• STORED DATA:

┌──

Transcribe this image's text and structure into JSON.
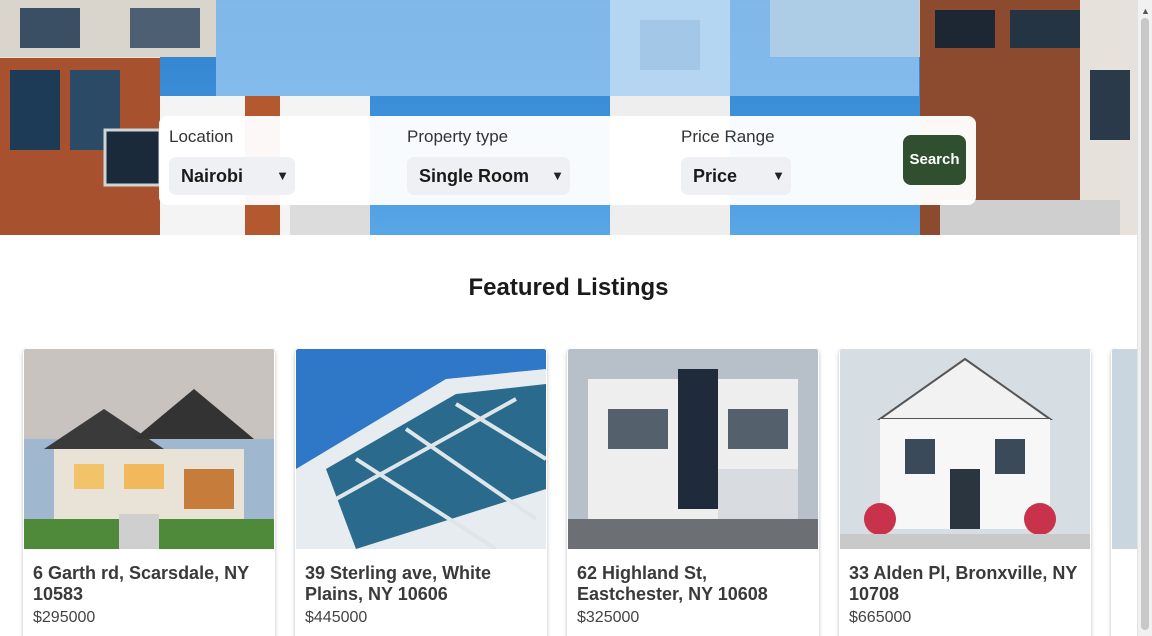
{
  "search": {
    "location_label": "Location",
    "location_value": "Nairobi",
    "property_type_label": "Property type",
    "property_type_value": "Single Room",
    "price_label": "Price Range",
    "price_value": "Price",
    "button_label": "Search"
  },
  "featured": {
    "title": "Featured Listings",
    "listings": [
      {
        "address": "6 Garth rd, Scarsdale, NY 10583",
        "price": "$295000"
      },
      {
        "address": "39 Sterling ave, White Plains, NY 10606",
        "price": "$445000"
      },
      {
        "address": "62 Highland St, Eastchester, NY 10608",
        "price": "$325000"
      },
      {
        "address": "33 Alden Pl, Bronxville, NY 10708",
        "price": "$665000"
      }
    ]
  },
  "icons": {
    "dropdown": "chevron-down-icon",
    "scroll_up": "arrow-up-icon"
  },
  "colors": {
    "search_button": "#2f4f2f",
    "hero_sky": "#3f93dd"
  }
}
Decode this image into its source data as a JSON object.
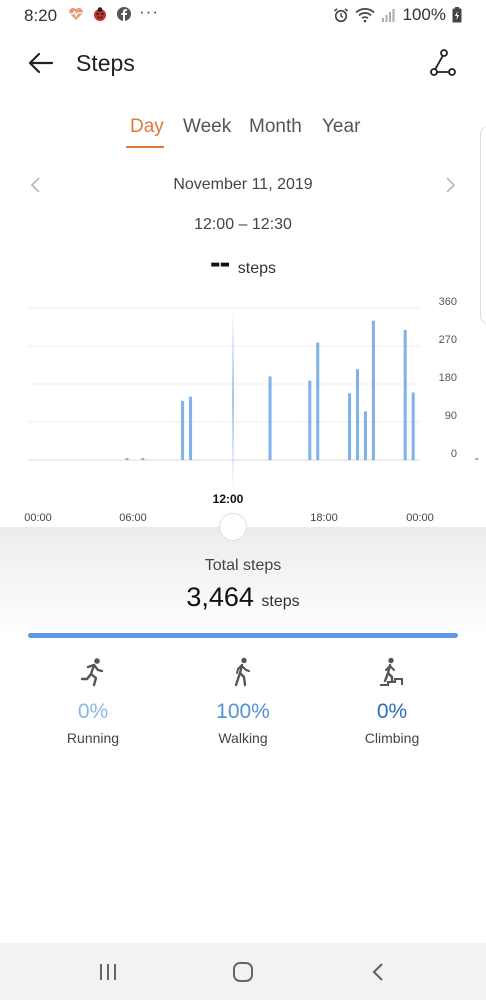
{
  "status_bar": {
    "time": "8:20",
    "more": "···",
    "battery_pct": "100%",
    "icons": [
      "heart-rate-icon",
      "ladybug-icon",
      "facebook-icon",
      "alarm-icon",
      "wifi-icon",
      "signal-icon",
      "battery-icon"
    ]
  },
  "header": {
    "title": "Steps",
    "back_icon": "back-arrow-icon",
    "action_icon": "route-icon"
  },
  "tabs": [
    {
      "label": "Day",
      "active": true
    },
    {
      "label": "Week",
      "active": false
    },
    {
      "label": "Month",
      "active": false
    },
    {
      "label": "Year",
      "active": false
    }
  ],
  "date_nav": {
    "date": "November 11, 2019",
    "time_range": "12:00 – 12:30",
    "value": "--",
    "unit": "steps"
  },
  "chart_data": {
    "type": "bar",
    "ylim": [
      0,
      360
    ],
    "yticks": [
      "360",
      "270",
      "180",
      "90",
      "0"
    ],
    "xtick_labels": [
      "00:00",
      "06:00",
      "12:00",
      "18:00",
      "00:00"
    ],
    "cursor_label": "12:00",
    "bar_color": "#7fb1ea",
    "bars": [
      {
        "x_hour": 5.5,
        "value": 4
      },
      {
        "x_hour": 6.5,
        "value": 4
      },
      {
        "x_hour": 9.0,
        "value": 140
      },
      {
        "x_hour": 9.5,
        "value": 150
      },
      {
        "x_hour": 14.5,
        "value": 198
      },
      {
        "x_hour": 17.0,
        "value": 188
      },
      {
        "x_hour": 17.5,
        "value": 278
      },
      {
        "x_hour": 19.5,
        "value": 158
      },
      {
        "x_hour": 20.0,
        "value": 215
      },
      {
        "x_hour": 20.5,
        "value": 115
      },
      {
        "x_hour": 21.0,
        "value": 330
      },
      {
        "x_hour": 23.0,
        "value": 308
      },
      {
        "x_hour": 23.5,
        "value": 160
      },
      {
        "x_hour": 27.5,
        "value": 4
      }
    ]
  },
  "summary": {
    "total_label": "Total steps",
    "total_value": "3,464",
    "total_unit": "steps",
    "progress_fraction": 1.0,
    "activities": [
      {
        "label": "Running",
        "pct": "0%",
        "color": "#8ab6e6",
        "icon": "running-icon"
      },
      {
        "label": "Walking",
        "pct": "100%",
        "color": "#4f93da",
        "icon": "walking-icon"
      },
      {
        "label": "Climbing",
        "pct": "0%",
        "color": "#2f6fb3",
        "icon": "climbing-icon"
      }
    ]
  },
  "nav_bar": {
    "buttons": [
      "recent-apps-icon",
      "home-icon",
      "back-icon"
    ]
  },
  "colors": {
    "accent": "#e07a3a",
    "bar": "#7fb1ea",
    "progress": "#5b9ae3"
  }
}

└──

• SET PROBLEM:
Say how many lines in the listing above include "JSON". Give nothing but the number.

• WRITTEN REPLY:
2